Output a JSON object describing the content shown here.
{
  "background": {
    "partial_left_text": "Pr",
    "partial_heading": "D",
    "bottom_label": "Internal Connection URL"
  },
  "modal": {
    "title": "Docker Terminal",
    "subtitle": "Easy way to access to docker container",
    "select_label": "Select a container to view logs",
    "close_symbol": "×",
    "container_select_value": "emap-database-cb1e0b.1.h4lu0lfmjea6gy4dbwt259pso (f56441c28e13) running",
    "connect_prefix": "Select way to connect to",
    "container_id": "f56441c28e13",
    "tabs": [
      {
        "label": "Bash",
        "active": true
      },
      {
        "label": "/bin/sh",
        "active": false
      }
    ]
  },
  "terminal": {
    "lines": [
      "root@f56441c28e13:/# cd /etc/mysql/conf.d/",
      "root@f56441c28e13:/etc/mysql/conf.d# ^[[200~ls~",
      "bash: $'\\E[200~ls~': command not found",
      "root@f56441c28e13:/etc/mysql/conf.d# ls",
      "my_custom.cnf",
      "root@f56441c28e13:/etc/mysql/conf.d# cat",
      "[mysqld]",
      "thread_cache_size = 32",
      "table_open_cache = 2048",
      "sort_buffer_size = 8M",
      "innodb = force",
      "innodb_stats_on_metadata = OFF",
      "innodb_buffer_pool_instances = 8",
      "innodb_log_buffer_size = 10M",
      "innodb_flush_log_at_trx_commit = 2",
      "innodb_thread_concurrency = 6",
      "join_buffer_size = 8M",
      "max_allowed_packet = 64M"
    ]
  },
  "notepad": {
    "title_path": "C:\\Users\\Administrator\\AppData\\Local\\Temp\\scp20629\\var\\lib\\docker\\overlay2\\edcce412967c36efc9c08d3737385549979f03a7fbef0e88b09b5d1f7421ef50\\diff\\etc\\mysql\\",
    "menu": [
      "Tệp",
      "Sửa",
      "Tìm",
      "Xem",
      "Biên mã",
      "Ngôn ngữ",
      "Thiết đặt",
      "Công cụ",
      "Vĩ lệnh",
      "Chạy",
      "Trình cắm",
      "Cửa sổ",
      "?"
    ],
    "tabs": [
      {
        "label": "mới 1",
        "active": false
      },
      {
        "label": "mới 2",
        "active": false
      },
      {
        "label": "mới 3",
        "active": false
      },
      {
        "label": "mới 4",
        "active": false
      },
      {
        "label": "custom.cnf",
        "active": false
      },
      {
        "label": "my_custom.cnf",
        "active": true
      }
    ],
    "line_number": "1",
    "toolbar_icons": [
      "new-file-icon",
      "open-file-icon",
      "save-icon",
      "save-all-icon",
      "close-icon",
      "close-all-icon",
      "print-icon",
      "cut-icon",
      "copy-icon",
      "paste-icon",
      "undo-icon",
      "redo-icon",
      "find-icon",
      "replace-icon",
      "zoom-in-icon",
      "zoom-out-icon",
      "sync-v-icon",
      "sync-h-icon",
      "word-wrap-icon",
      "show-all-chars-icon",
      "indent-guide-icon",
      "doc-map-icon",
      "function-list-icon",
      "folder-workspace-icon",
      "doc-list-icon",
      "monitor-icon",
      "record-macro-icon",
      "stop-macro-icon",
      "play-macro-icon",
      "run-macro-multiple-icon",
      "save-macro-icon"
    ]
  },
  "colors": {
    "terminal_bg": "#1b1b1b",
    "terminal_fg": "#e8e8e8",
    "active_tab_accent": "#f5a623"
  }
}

========================================

What the task requires:
Give the complete listing a second time, exactly as it reads.

Task output:
Output a JSON object describing the content shown here.
{
  "background": {
    "partial_left_text": "Pr",
    "partial_heading": "D",
    "bottom_label": "Internal Connection URL"
  },
  "modal": {
    "title": "Docker Terminal",
    "subtitle": "Easy way to access to docker container",
    "select_label": "Select a container to view logs",
    "close_symbol": "×",
    "container_select_value": "emap-database-cb1e0b.1.h4lu0lfmjea6gy4dbwt259pso (f56441c28e13) running",
    "connect_prefix": "Select way to connect to",
    "container_id": "f56441c28e13",
    "tabs": [
      {
        "label": "Bash",
        "active": true
      },
      {
        "label": "/bin/sh",
        "active": false
      }
    ]
  },
  "terminal": {
    "lines": [
      "root@f56441c28e13:/# cd /etc/mysql/conf.d/",
      "root@f56441c28e13:/etc/mysql/conf.d# ^[[200~ls~",
      "bash: $'\\E[200~ls~': command not found",
      "root@f56441c28e13:/etc/mysql/conf.d# ls",
      "my_custom.cnf",
      "root@f56441c28e13:/etc/mysql/conf.d# cat",
      "[mysqld]",
      "thread_cache_size = 32",
      "table_open_cache = 2048",
      "sort_buffer_size = 8M",
      "innodb = force",
      "innodb_stats_on_metadata = OFF",
      "innodb_buffer_pool_instances = 8",
      "innodb_log_buffer_size = 10M",
      "innodb_flush_log_at_trx_commit = 2",
      "innodb_thread_concurrency = 6",
      "join_buffer_size = 8M",
      "max_allowed_packet = 64M"
    ]
  },
  "notepad": {
    "title_path": "C:\\Users\\Administrator\\AppData\\Local\\Temp\\scp20629\\var\\lib\\docker\\overlay2\\edcce412967c36efc9c08d3737385549979f03a7fbef0e88b09b5d1f7421ef50\\diff\\etc\\mysql\\",
    "menu": [
      "Tệp",
      "Sửa",
      "Tìm",
      "Xem",
      "Biên mã",
      "Ngôn ngữ",
      "Thiết đặt",
      "Công cụ",
      "Vĩ lệnh",
      "Chạy",
      "Trình cắm",
      "Cửa sổ",
      "?"
    ],
    "tabs": [
      {
        "label": "mới 1",
        "active": false
      },
      {
        "label": "mới 2",
        "active": false
      },
      {
        "label": "mới 3",
        "active": false
      },
      {
        "label": "mới 4",
        "active": false
      },
      {
        "label": "custom.cnf",
        "active": false
      },
      {
        "label": "my_custom.cnf",
        "active": true
      }
    ],
    "line_number": "1",
    "toolbar_icons": [
      "new-file-icon",
      "open-file-icon",
      "save-icon",
      "save-all-icon",
      "close-icon",
      "close-all-icon",
      "print-icon",
      "cut-icon",
      "copy-icon",
      "paste-icon",
      "undo-icon",
      "redo-icon",
      "find-icon",
      "replace-icon",
      "zoom-in-icon",
      "zoom-out-icon",
      "sync-v-icon",
      "sync-h-icon",
      "word-wrap-icon",
      "show-all-chars-icon",
      "indent-guide-icon",
      "doc-map-icon",
      "function-list-icon",
      "folder-workspace-icon",
      "doc-list-icon",
      "monitor-icon",
      "record-macro-icon",
      "stop-macro-icon",
      "play-macro-icon",
      "run-macro-multiple-icon",
      "save-macro-icon"
    ]
  },
  "colors": {
    "terminal_bg": "#1b1b1b",
    "terminal_fg": "#e8e8e8",
    "active_tab_accent": "#f5a623"
  }
}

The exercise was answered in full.